▶ _Do this_: Reproduce the listing that follows with no differences at all.

▶ _Given records_:
*****

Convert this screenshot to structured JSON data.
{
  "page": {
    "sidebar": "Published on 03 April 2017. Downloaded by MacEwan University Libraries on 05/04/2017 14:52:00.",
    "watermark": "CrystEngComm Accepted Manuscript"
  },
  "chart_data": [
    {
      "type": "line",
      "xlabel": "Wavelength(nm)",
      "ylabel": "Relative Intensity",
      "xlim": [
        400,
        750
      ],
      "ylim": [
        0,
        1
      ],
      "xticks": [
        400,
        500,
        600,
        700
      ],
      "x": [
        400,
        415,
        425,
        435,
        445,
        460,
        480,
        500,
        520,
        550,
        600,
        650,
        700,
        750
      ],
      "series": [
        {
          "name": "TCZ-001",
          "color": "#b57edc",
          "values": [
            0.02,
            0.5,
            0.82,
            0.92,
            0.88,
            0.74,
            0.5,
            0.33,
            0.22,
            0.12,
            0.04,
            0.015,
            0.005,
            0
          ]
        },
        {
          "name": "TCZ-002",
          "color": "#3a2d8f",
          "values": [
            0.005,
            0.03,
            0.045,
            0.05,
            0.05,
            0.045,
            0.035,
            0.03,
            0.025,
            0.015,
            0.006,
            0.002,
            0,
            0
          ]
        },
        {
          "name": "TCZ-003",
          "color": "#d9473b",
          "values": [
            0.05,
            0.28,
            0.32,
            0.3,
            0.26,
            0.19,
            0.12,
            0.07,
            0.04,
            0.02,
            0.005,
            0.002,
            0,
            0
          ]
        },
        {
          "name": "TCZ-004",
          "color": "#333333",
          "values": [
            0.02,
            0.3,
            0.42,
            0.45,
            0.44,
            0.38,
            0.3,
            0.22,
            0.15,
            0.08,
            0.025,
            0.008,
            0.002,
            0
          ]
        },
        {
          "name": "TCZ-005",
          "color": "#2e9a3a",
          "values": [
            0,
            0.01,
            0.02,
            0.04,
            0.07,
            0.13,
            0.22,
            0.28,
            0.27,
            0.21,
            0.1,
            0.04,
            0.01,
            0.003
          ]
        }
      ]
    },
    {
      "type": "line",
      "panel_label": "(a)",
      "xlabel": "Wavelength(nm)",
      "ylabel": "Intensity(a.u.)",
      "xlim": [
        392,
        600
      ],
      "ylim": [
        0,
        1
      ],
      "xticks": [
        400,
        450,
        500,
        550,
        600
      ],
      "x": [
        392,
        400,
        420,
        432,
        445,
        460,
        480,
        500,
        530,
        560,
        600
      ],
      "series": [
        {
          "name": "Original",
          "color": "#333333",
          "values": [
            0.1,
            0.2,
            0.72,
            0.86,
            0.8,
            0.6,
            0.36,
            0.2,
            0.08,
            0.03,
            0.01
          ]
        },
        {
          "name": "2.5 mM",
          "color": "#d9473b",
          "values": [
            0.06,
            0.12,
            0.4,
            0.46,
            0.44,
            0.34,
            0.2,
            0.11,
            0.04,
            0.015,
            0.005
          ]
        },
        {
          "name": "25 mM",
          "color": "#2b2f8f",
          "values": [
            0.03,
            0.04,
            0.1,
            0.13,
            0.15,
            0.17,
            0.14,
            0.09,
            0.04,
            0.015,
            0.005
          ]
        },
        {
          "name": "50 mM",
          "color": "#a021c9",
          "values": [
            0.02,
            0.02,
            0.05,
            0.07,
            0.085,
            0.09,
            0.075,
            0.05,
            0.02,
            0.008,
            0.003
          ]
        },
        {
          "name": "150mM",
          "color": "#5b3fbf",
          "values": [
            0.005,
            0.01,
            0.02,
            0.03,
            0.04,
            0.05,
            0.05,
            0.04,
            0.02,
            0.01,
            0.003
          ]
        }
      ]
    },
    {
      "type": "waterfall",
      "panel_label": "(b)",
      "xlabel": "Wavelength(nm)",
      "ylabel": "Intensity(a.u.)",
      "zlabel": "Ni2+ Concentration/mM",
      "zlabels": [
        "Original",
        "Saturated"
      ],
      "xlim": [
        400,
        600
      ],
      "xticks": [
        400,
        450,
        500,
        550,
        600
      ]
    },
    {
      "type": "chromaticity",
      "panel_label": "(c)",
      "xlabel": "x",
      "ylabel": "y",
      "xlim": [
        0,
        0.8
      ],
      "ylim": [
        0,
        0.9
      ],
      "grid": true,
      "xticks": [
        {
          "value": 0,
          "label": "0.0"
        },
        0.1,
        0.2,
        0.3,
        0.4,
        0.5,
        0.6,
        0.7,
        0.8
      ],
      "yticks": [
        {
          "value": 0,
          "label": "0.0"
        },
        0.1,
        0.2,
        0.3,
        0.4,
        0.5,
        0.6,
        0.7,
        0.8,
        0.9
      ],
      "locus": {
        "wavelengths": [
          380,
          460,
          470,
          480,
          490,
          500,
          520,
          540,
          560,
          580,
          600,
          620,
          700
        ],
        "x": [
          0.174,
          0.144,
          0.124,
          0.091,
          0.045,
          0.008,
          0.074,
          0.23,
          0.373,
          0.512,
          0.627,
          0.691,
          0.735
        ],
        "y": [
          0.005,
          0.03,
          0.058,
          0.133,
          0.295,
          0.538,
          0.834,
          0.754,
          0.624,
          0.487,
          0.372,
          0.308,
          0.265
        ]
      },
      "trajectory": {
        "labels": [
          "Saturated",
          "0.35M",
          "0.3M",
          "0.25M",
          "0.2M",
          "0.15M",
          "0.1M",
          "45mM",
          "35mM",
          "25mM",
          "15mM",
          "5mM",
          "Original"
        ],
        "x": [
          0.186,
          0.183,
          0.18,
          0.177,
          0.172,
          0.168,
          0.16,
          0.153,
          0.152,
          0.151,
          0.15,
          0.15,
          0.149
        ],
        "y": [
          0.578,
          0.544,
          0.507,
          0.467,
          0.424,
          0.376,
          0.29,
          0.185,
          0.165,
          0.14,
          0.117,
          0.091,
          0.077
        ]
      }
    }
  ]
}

*****

▶ _Result below_:
Convert this screenshot to structured JSON data.
{
  "page": {
    "sidebar": "Published on 03 April 2017. Downloaded by MacEwan University Libraries on 05/04/2017 14:52:00.",
    "watermark": "CrystEngComm Accepted Manuscript"
  },
  "chart_data": [
    {
      "type": "line",
      "xlabel": "Wavelength(nm)",
      "ylabel": "Relative Intensity",
      "xlim": [
        400,
        750
      ],
      "ylim": [
        0,
        1
      ],
      "xticks": [
        400,
        500,
        600,
        700
      ],
      "x": [
        400,
        415,
        425,
        435,
        445,
        460,
        480,
        500,
        520,
        550,
        600,
        650,
        700,
        750
      ],
      "series": [
        {
          "name": "TCZ-001",
          "color": "#b57edc",
          "values": [
            0.02,
            0.5,
            0.82,
            0.92,
            0.88,
            0.74,
            0.5,
            0.33,
            0.22,
            0.12,
            0.04,
            0.015,
            0.005,
            0
          ]
        },
        {
          "name": "TCZ-002",
          "color": "#3a2d8f",
          "values": [
            0.005,
            0.03,
            0.045,
            0.05,
            0.05,
            0.045,
            0.035,
            0.03,
            0.025,
            0.015,
            0.006,
            0.002,
            0,
            0
          ]
        },
        {
          "name": "TCZ-003",
          "color": "#d9473b",
          "values": [
            0.05,
            0.28,
            0.32,
            0.3,
            0.26,
            0.19,
            0.12,
            0.07,
            0.04,
            0.02,
            0.005,
            0.002,
            0,
            0
          ]
        },
        {
          "name": "TCZ-004",
          "color": "#333333",
          "values": [
            0.02,
            0.3,
            0.42,
            0.45,
            0.44,
            0.38,
            0.3,
            0.22,
            0.15,
            0.08,
            0.025,
            0.008,
            0.002,
            0
          ]
        },
        {
          "name": "TCZ-005",
          "color": "#2e9a3a",
          "values": [
            0,
            0.01,
            0.02,
            0.04,
            0.07,
            0.13,
            0.22,
            0.28,
            0.27,
            0.21,
            0.1,
            0.04,
            0.01,
            0.003
          ]
        }
      ]
    },
    {
      "type": "line",
      "panel_label": "(a)",
      "xlabel": "Wavelength(nm)",
      "ylabel": "Intensity(a.u.)",
      "xlim": [
        392,
        600
      ],
      "ylim": [
        0,
        1
      ],
      "xticks": [
        400,
        450,
        500,
        550,
        600
      ],
      "x": [
        392,
        400,
        420,
        432,
        445,
        460,
        480,
        500,
        530,
        560,
        600
      ],
      "series": [
        {
          "name": "Original",
          "color": "#333333",
          "values": [
            0.1,
            0.2,
            0.72,
            0.86,
            0.8,
            0.6,
            0.36,
            0.2,
            0.08,
            0.03,
            0.01
          ]
        },
        {
          "name": "2.5 mM",
          "color": "#d9473b",
          "values": [
            0.06,
            0.12,
            0.4,
            0.46,
            0.44,
            0.34,
            0.2,
            0.11,
            0.04,
            0.015,
            0.005
          ]
        },
        {
          "name": "25 mM",
          "color": "#2b2f8f",
          "values": [
            0.03,
            0.04,
            0.1,
            0.13,
            0.15,
            0.17,
            0.14,
            0.09,
            0.04,
            0.015,
            0.005
          ]
        },
        {
          "name": "50 mM",
          "color": "#a021c9",
          "values": [
            0.02,
            0.02,
            0.05,
            0.07,
            0.085,
            0.09,
            0.075,
            0.05,
            0.02,
            0.008,
            0.003
          ]
        },
        {
          "name": "150mM",
          "color": "#5b3fbf",
          "values": [
            0.005,
            0.01,
            0.02,
            0.03,
            0.04,
            0.05,
            0.05,
            0.04,
            0.02,
            0.01,
            0.003
          ]
        }
      ]
    },
    {
      "type": "waterfall",
      "panel_label": "(b)",
      "xlabel": "Wavelength(nm)",
      "ylabel": "Intensity(a.u.)",
      "zlabel": "Ni2+ Concentration/mM",
      "zlabels": [
        "Original",
        "Saturated"
      ],
      "xlim": [
        400,
        600
      ],
      "xticks": [
        400,
        450,
        500,
        550,
        600
      ]
    },
    {
      "type": "chromaticity",
      "panel_label": "(c)",
      "xlabel": "x",
      "ylabel": "y",
      "xlim": [
        0,
        0.8
      ],
      "ylim": [
        0,
        0.9
      ],
      "grid": true,
      "xticks": [
        {
          "value": 0,
          "label": "0.0"
        },
        0.1,
        0.2,
        0.3,
        0.4,
        0.5,
        0.6,
        0.7,
        0.8
      ],
      "yticks": [
        {
          "value": 0,
          "label": "0.0"
        },
        0.1,
        0.2,
        0.3,
        0.4,
        0.5,
        0.6,
        0.7,
        0.8,
        0.9
      ],
      "locus": {
        "wavelengths": [
          380,
          460,
          470,
          480,
          490,
          500,
          520,
          540,
          560,
          580,
          600,
          620,
          700
        ],
        "x": [
          0.174,
          0.144,
          0.124,
          0.091,
          0.045,
          0.008,
          0.074,
          0.23,
          0.373,
          0.512,
          0.627,
          0.691,
          0.735
        ],
        "y": [
          0.005,
          0.03,
          0.058,
          0.133,
          0.295,
          0.538,
          0.834,
          0.754,
          0.624,
          0.487,
          0.372,
          0.308,
          0.265
        ]
      },
      "trajectory": {
        "labels": [
          "Saturated",
          "0.35M",
          "0.3M",
          "0.25M",
          "0.2M",
          "0.15M",
          "0.1M",
          "45mM",
          "35mM",
          "25mM",
          "15mM",
          "5mM",
          "Original"
        ],
        "x": [
          0.186,
          0.183,
          0.18,
          0.177,
          0.172,
          0.168,
          0.16,
          0.153,
          0.152,
          0.151,
          0.15,
          0.15,
          0.149
        ],
        "y": [
          0.578,
          0.544,
          0.507,
          0.467,
          0.424,
          0.376,
          0.29,
          0.185,
          0.165,
          0.14,
          0.117,
          0.091,
          0.077
        ]
      }
    }
  ]
}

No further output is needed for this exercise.